> Required work:
Transcribe the records that follow in their entirety, omitting any pictures.

> Entries:
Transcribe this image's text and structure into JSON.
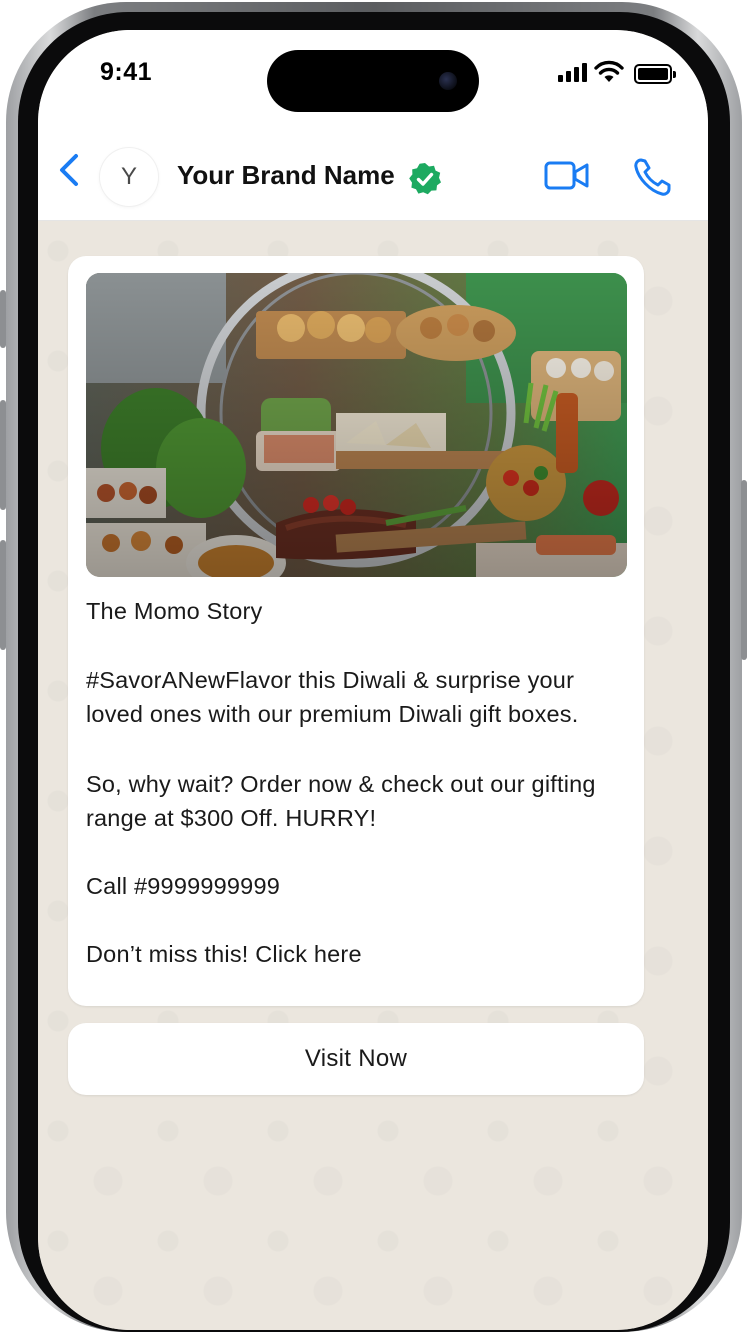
{
  "status_bar": {
    "time": "9:41"
  },
  "chat_header": {
    "avatar_initial": "Y",
    "brand_name": "Your Brand Name",
    "verified": true,
    "accent_color": "#1a7cf3",
    "verified_color": "#1daa61",
    "icons": [
      "chevron-left-icon",
      "video-camera-icon",
      "phone-icon",
      "verified-badge-icon"
    ]
  },
  "message": {
    "image": "food-buffet-photo",
    "title": "The Momo Story",
    "paragraph_1": "#SavorANewFlavor this Diwali & surprise your loved ones with our premium Diwali gift boxes.",
    "paragraph_2": "So, why wait? Order now & check out our gifting range at $300 Off. HURRY!",
    "call_line": "Call #9999999999",
    "closing_line": "Don’t miss this! Click here"
  },
  "cta": {
    "label": "Visit Now"
  },
  "colors": {
    "wallpaper": "#ebe6de",
    "bubble": "#ffffff",
    "text": "#1a1a1a"
  }
}
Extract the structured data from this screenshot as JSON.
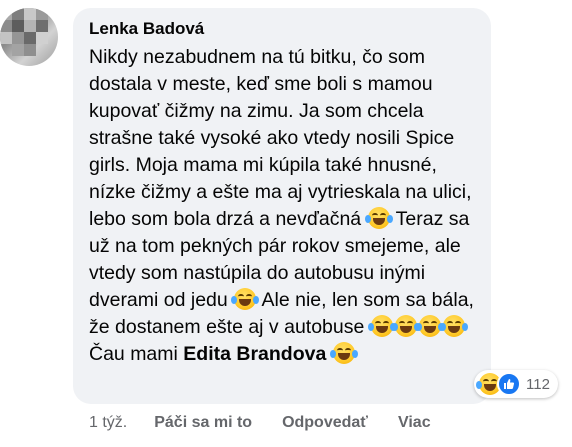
{
  "comment": {
    "author": "Lenka Badová",
    "body_segments": [
      "Nikdy nezabudnem na tú bitku, čo som dostala v meste, keď sme boli s mamou kupovať čižmy na zimu. Ja som chcela strašne také vysoké ako vtedy nosili Spice girls. Moja mama mi kúpila také hnusné, nízke čižmy a ešte ma aj vytrieskala na ulici, lebo som bola drzá a nevďačná",
      "Teraz sa už na tom pekných pár rokov smejeme, ale vtedy som nastúpila do autobusu inými dverami od jedu",
      "Ale nie, len som sa bála, že dostanem ešte aj v autobuse",
      "Čau mami"
    ],
    "mention": "Edita Brandova",
    "emoji_name": "face-with-tears-of-joy-icon"
  },
  "reactions": {
    "icons": [
      "face-with-tears-of-joy-icon",
      "like-icon"
    ],
    "count": "112"
  },
  "actions": {
    "timestamp": "1 týž.",
    "like_label": "Páči sa mi to",
    "reply_label": "Odpovedať",
    "more_label": "Viac"
  },
  "colors": {
    "bubble_bg": "#f0f2f5",
    "text": "#050505",
    "meta_text": "#65676b",
    "like_blue": "#1877f2",
    "emoji_yellow": "#ffc928"
  }
}
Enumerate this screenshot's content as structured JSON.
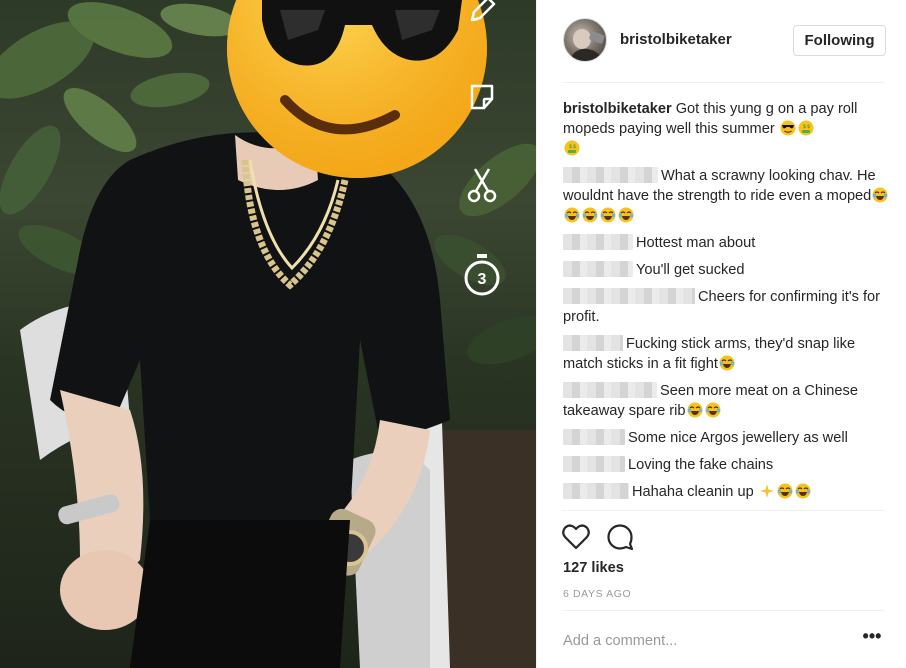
{
  "post": {
    "username": "bristolbiketaker",
    "follow_label": "Following",
    "caption": "Got this yung g on a pay roll mopeds paying well this summer",
    "caption_emoji": [
      "sunglasses-face-emoji",
      "money-mouth-emoji",
      "money-mouth-emoji"
    ],
    "likes": "127 likes",
    "timestamp": "6 DAYS AGO",
    "add_comment_placeholder": "Add a comment...",
    "more_label": "•••"
  },
  "comments": [
    {
      "text": "What a scrawny looking chav. He wouldnt have the strength to ride even a moped",
      "emoji": [
        "joy-emoji",
        "joy-emoji",
        "joy-emoji",
        "joy-emoji",
        "joy-emoji"
      ]
    },
    {
      "text": "Hottest man about",
      "emoji": []
    },
    {
      "text": "You'll get sucked",
      "emoji": []
    },
    {
      "text": "Cheers for confirming it's for profit.",
      "emoji": []
    },
    {
      "text": "Fucking stick arms, they'd snap like match sticks in a fit fight",
      "emoji": [
        "joy-emoji"
      ]
    },
    {
      "text": "Seen more meat on a Chinese takeaway spare rib",
      "emoji": [
        "joy-emoji",
        "joy-emoji"
      ]
    },
    {
      "text": "Some nice Argos jewellery as well",
      "emoji": []
    },
    {
      "text": "Loving the fake chains",
      "emoji": []
    },
    {
      "text": "Hahaha cleanin up",
      "emoji": [
        "sparkles-emoji",
        "joy-emoji",
        "joy-emoji"
      ]
    }
  ],
  "story_tools": [
    "pencil-icon",
    "sticker-icon",
    "scissors-icon",
    "timer-icon"
  ],
  "timer_label": "3",
  "colors": {
    "text": "#262626",
    "muted": "#999999",
    "border": "#dbdbdb",
    "emoji_yellow": "#f7c21a"
  }
}
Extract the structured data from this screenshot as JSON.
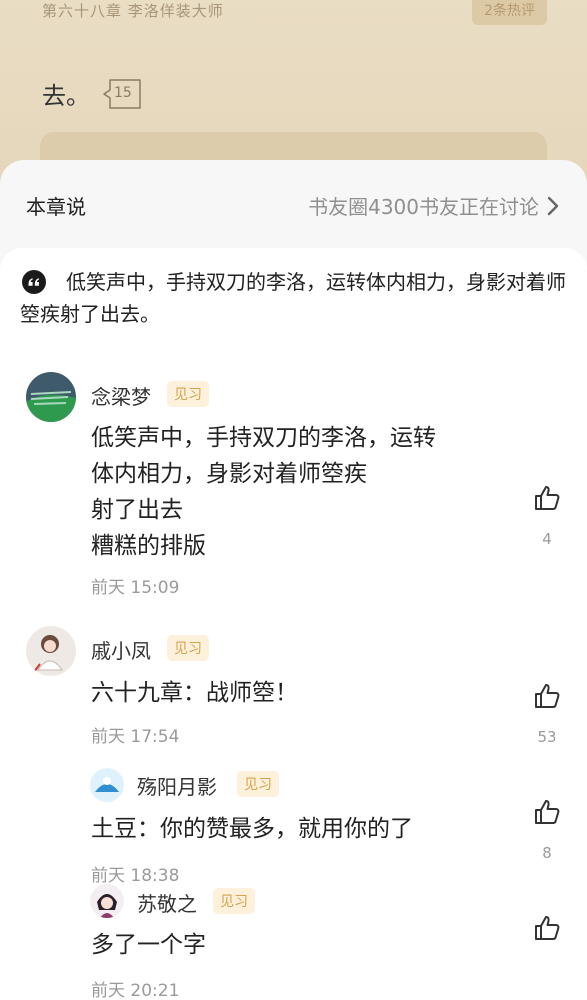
{
  "reader": {
    "chapter_title": "第六十八章 李洛佯装大师",
    "hot_comments_badge": "2条热评",
    "text": "去。",
    "paragraph_comment_count": "15"
  },
  "sheet": {
    "title": "本章说",
    "discussion_link": "书友圈4300书友正在讨论",
    "quote": "低笑声中，手持双刀的李洛，运转体内相力，身影对着师箜疾射了出去。"
  },
  "comments": [
    {
      "username": "念梁梦",
      "badge": "见习",
      "text": "低笑声中，手持双刀的李洛，运转\n体内相力，身影对着师箜疾\n射了出去\n糟糕的排版",
      "time": "前天 15:09",
      "likes": "4"
    },
    {
      "username": "戚小凤",
      "badge": "见习",
      "text": "六十九章：战师箜！",
      "time": "前天 17:54",
      "likes": "53"
    },
    {
      "username": "殇阳月影",
      "badge": "见习",
      "text": "土豆：你的赞最多，就用你的了",
      "time": "前天 18:38",
      "likes": "8"
    },
    {
      "username": "苏敬之",
      "badge": "见习",
      "text": "多了一个字",
      "time": "前天 20:21",
      "likes": ""
    }
  ],
  "colors": {
    "reader_bg": "#e8dcc2",
    "badge_text": "#d9a24b",
    "badge_bg": "#fdf1dc",
    "muted_text": "#9a9a9a"
  },
  "icons": [
    "quote-icon",
    "chevron-right-icon",
    "thumbs-up-icon",
    "speech-bubble-icon"
  ]
}
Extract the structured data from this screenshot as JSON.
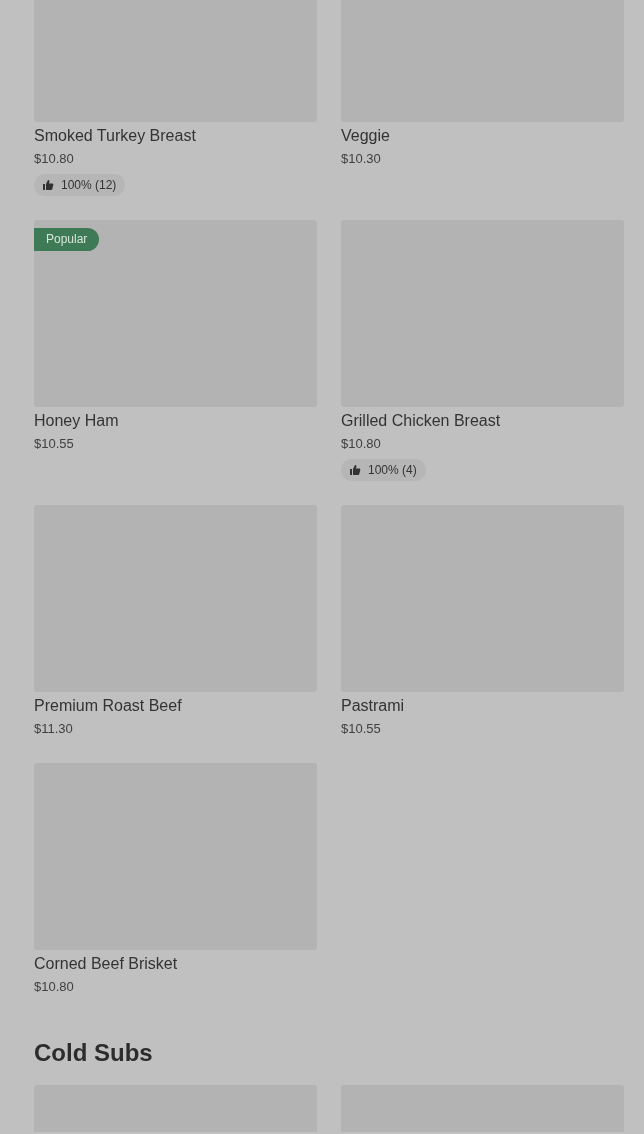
{
  "sections": [
    {
      "items": [
        {
          "name": "Smoked Turkey Breast",
          "price": "$10.80",
          "rating": "100% (12)"
        },
        {
          "name": "Veggie",
          "price": "$10.30"
        },
        {
          "name": "Honey Ham",
          "price": "$10.55",
          "tag": "Popular"
        },
        {
          "name": "Grilled Chicken Breast",
          "price": "$10.80",
          "rating": "100% (4)"
        },
        {
          "name": "Premium Roast Beef",
          "price": "$11.30"
        },
        {
          "name": "Pastrami",
          "price": "$10.55"
        },
        {
          "name": "Corned Beef Brisket",
          "price": "$10.80"
        }
      ]
    },
    {
      "title": "Cold Subs"
    }
  ]
}
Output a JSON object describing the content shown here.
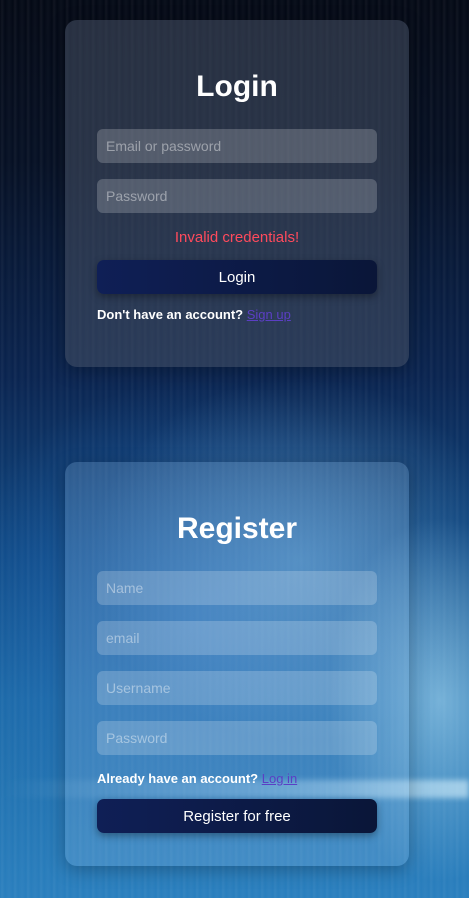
{
  "login": {
    "title": "Login",
    "email_placeholder": "Email or password",
    "password_placeholder": "Password",
    "error": "Invalid credentials!",
    "submit_label": "Login",
    "switch_prompt": "Don't have an account?",
    "switch_link": "Sign up"
  },
  "register": {
    "title": "Register",
    "name_placeholder": "Name",
    "email_placeholder": "email",
    "username_placeholder": "Username",
    "password_placeholder": "Password",
    "switch_prompt": "Already have an account?",
    "switch_link": "Log in",
    "submit_label": "Register for free"
  },
  "colors": {
    "error": "#ff4a5c",
    "button": "#0f1f56",
    "link": "#5b3fc4"
  }
}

> Complete output:
Transcribe this image's text and structure into JSON.
{
  "status_bar": {
    "time": "9:41"
  },
  "chat_header": {
    "avatar_initial": "Y",
    "brand_name": "Your Brand Name",
    "verified": true,
    "accent_color": "#1a7cf3",
    "verified_color": "#1daa61",
    "icons": [
      "chevron-left-icon",
      "video-camera-icon",
      "phone-icon",
      "verified-badge-icon"
    ]
  },
  "message": {
    "image": "food-buffet-photo",
    "title": "The Momo Story",
    "paragraph_1": "#SavorANewFlavor this Diwali & surprise your loved ones with our premium Diwali gift boxes.",
    "paragraph_2": "So, why wait? Order now & check out our gifting range at $300 Off. HURRY!",
    "call_line": "Call #9999999999",
    "closing_line": "Don’t miss this! Click here"
  },
  "cta": {
    "label": "Visit Now"
  },
  "colors": {
    "wallpaper": "#ebe6de",
    "bubble": "#ffffff",
    "text": "#1a1a1a"
  }
}
Extract the structured data from this screenshot as JSON.
{
  "comment": {
    "author": "Lenka Badová",
    "body_segments": [
      "Nikdy nezabudnem na tú bitku, čo som dostala v meste, keď sme boli s mamou kupovať čižmy na zimu. Ja som chcela strašne také vysoké ako vtedy nosili Spice girls. Moja mama mi kúpila také hnusné, nízke čižmy a ešte ma aj vytrieskala na ulici, lebo som bola drzá a nevďačná",
      "Teraz sa už na tom pekných pár rokov smejeme, ale vtedy som nastúpila do autobusu inými dverami od jedu",
      "Ale nie, len som sa bála, že dostanem ešte aj v autobuse",
      "Čau mami"
    ],
    "mention": "Edita Brandova",
    "emoji_name": "face-with-tears-of-joy-icon"
  },
  "reactions": {
    "icons": [
      "face-with-tears-of-joy-icon",
      "like-icon"
    ],
    "count": "112"
  },
  "actions": {
    "timestamp": "1 týž.",
    "like_label": "Páči sa mi to",
    "reply_label": "Odpovedať",
    "more_label": "Viac"
  },
  "colors": {
    "bubble_bg": "#f0f2f5",
    "text": "#050505",
    "meta_text": "#65676b",
    "like_blue": "#1877f2",
    "emoji_yellow": "#ffc928"
  }
}
Enumerate this screenshot's content as structured JSON.
{
  "post": {
    "username": "bristolbiketaker",
    "follow_label": "Following",
    "caption": "Got this yung g on a pay roll mopeds paying well this summer",
    "caption_emoji": [
      "sunglasses-face-emoji",
      "money-mouth-emoji",
      "money-mouth-emoji"
    ],
    "likes": "127 likes",
    "timestamp": "6 DAYS AGO",
    "add_comment_placeholder": "Add a comment...",
    "more_label": "•••"
  },
  "comments": [
    {
      "text": "What a scrawny looking chav. He wouldnt have the strength to ride even a moped",
      "emoji": [
        "joy-emoji",
        "joy-emoji",
        "joy-emoji",
        "joy-emoji",
        "joy-emoji"
      ]
    },
    {
      "text": "Hottest man about",
      "emoji": []
    },
    {
      "text": "You'll get sucked",
      "emoji": []
    },
    {
      "text": "Cheers for confirming it's for profit.",
      "emoji": []
    },
    {
      "text": "Fucking stick arms, they'd snap like match sticks in a fit fight",
      "emoji": [
        "joy-emoji"
      ]
    },
    {
      "text": "Seen more meat on a Chinese takeaway spare rib",
      "emoji": [
        "joy-emoji",
        "joy-emoji"
      ]
    },
    {
      "text": "Some nice Argos jewellery as well",
      "emoji": []
    },
    {
      "text": "Loving the fake chains",
      "emoji": []
    },
    {
      "text": "Hahaha cleanin up",
      "emoji": [
        "sparkles-emoji",
        "joy-emoji",
        "joy-emoji"
      ]
    }
  ],
  "story_tools": [
    "pencil-icon",
    "sticker-icon",
    "scissors-icon",
    "timer-icon"
  ],
  "timer_label": "3",
  "colors": {
    "text": "#262626",
    "muted": "#999999",
    "border": "#dbdbdb",
    "emoji_yellow": "#f7c21a"
  }
}
Extract the structured data from this screenshot as JSON.
{
  "reader": {
    "chapter_title": "第六十八章 李洛佯装大师",
    "hot_comments_badge": "2条热评",
    "text": "去。",
    "paragraph_comment_count": "15"
  },
  "sheet": {
    "title": "本章说",
    "discussion_link": "书友圈4300书友正在讨论",
    "quote": "低笑声中，手持双刀的李洛，运转体内相力，身影对着师箜疾射了出去。"
  },
  "comments": [
    {
      "username": "念梁梦",
      "badge": "见习",
      "text": "低笑声中，手持双刀的李洛，运转\n体内相力，身影对着师箜疾\n射了出去\n糟糕的排版",
      "time": "前天 15:09",
      "likes": "4"
    },
    {
      "username": "戚小凤",
      "badge": "见习",
      "text": "六十九章：战师箜！",
      "time": "前天 17:54",
      "likes": "53"
    },
    {
      "username": "殇阳月影",
      "badge": "见习",
      "text": "土豆：你的赞最多，就用你的了",
      "time": "前天 18:38",
      "likes": "8"
    },
    {
      "username": "苏敬之",
      "badge": "见习",
      "text": "多了一个字",
      "time": "前天 20:21",
      "likes": ""
    }
  ],
  "colors": {
    "reader_bg": "#e8dcc2",
    "badge_text": "#d9a24b",
    "badge_bg": "#fdf1dc",
    "muted_text": "#9a9a9a"
  },
  "icons": [
    "quote-icon",
    "chevron-right-icon",
    "thumbs-up-icon",
    "speech-bubble-icon"
  ]
}
Extract the structured data from this screenshot as JSON.
{
  "sections": [
    {
      "items": [
        {
          "name": "Smoked Turkey Breast",
          "price": "$10.80",
          "rating": "100% (12)"
        },
        {
          "name": "Veggie",
          "price": "$10.30"
        },
        {
          "name": "Honey Ham",
          "price": "$10.55",
          "tag": "Popular"
        },
        {
          "name": "Grilled Chicken Breast",
          "price": "$10.80",
          "rating": "100% (4)"
        },
        {
          "name": "Premium Roast Beef",
          "price": "$11.30"
        },
        {
          "name": "Pastrami",
          "price": "$10.55"
        },
        {
          "name": "Corned Beef Brisket",
          "price": "$10.80"
        }
      ]
    },
    {
      "title": "Cold Subs"
    }
  ]
}
Output a JSON object describing the content shown here.
{
  "login": {
    "title": "Login",
    "email_placeholder": "Email or password",
    "password_placeholder": "Password",
    "error": "Invalid credentials!",
    "submit_label": "Login",
    "switch_prompt": "Don't have an account?",
    "switch_link": "Sign up"
  },
  "register": {
    "title": "Register",
    "name_placeholder": "Name",
    "email_placeholder": "email",
    "username_placeholder": "Username",
    "password_placeholder": "Password",
    "switch_prompt": "Already have an account?",
    "switch_link": "Log in",
    "submit_label": "Register for free"
  },
  "colors": {
    "error": "#ff4a5c",
    "button": "#0f1f56",
    "link": "#5b3fc4"
  }
}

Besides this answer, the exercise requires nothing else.